Task directions
Repeat the listing in full, preserving every character.

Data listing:
* Begin *

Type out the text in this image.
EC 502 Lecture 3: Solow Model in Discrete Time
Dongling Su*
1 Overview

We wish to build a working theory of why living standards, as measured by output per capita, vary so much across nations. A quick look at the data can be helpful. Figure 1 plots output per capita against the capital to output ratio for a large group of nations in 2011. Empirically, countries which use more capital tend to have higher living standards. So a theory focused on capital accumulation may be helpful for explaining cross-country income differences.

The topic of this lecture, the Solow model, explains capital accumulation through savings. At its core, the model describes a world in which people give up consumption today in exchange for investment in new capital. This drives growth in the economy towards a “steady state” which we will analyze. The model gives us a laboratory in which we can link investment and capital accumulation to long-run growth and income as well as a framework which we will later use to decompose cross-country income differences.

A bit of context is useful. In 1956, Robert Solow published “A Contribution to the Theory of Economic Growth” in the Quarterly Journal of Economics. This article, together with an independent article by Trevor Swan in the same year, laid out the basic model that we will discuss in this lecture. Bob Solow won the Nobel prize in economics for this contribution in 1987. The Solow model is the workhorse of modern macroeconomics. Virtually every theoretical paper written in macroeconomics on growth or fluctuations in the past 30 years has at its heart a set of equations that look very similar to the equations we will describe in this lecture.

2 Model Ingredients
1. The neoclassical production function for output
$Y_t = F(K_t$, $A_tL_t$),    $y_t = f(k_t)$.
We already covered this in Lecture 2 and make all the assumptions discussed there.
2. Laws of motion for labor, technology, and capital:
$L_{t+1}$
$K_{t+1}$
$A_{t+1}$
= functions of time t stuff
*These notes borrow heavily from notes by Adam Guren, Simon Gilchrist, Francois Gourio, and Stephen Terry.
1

* End *

Correct output
Type out the text in this image.
EC 502 Lecture 3: Solow Model in Discrete Time
Dongling Su*
1 Overview

We wish to build a working theory of why living standards, as measured by output per capita, vary so much across nations. A quick look at the data can be helpful. Figure 1 plots output per capita against the capital to output ratio for a large group of nations in 2011. Empirically, countries which use more capital tend to have higher living standards. So a theory focused on capital accumulation may be helpful for explaining cross-country income differences.

The topic of this lecture, the Solow model, explains capital accumulation through savings. At its core, the model describes a world in which people give up consumption today in exchange for investment in new capital. This drives growth in the economy towards a “steady state” which we will analyze. The model gives us a laboratory in which we can link investment and capital accumulation to long-run growth and income as well as a framework which we will later use to decompose cross-country income differences.

A bit of context is useful. In 1956, Robert Solow published “A Contribution to the Theory of Economic Growth” in the Quarterly Journal of Economics. This article, together with an independent article by Trevor Swan in the same year, laid out the basic model that we will discuss in this lecture. Bob Solow won the Nobel prize in economics for this contribution in 1987. The Solow model is the workhorse of modern macroeconomics. Virtually every theoretical paper written in macroeconomics on growth or fluctuations in the past 30 years has at its heart a set of equations that look very similar to the equations we will describe in this lecture.

2 Model Ingredients
1. The neoclassical production function for output
$Y_t = F(K_t$, $A_tL_t$),    $y_t = f(k_t)$.
We already covered this in Lecture 2 and make all the assumptions discussed there.
2. Laws of motion for labor, technology, and capital:
$L_{t+1}$
$K_{t+1}$
$A_{t+1}$
= functions of time t stuff
*These notes borrow heavily from notes by Adam Guren, Simon Gilchrist, Francois Gourio, and Stephen Terry.
1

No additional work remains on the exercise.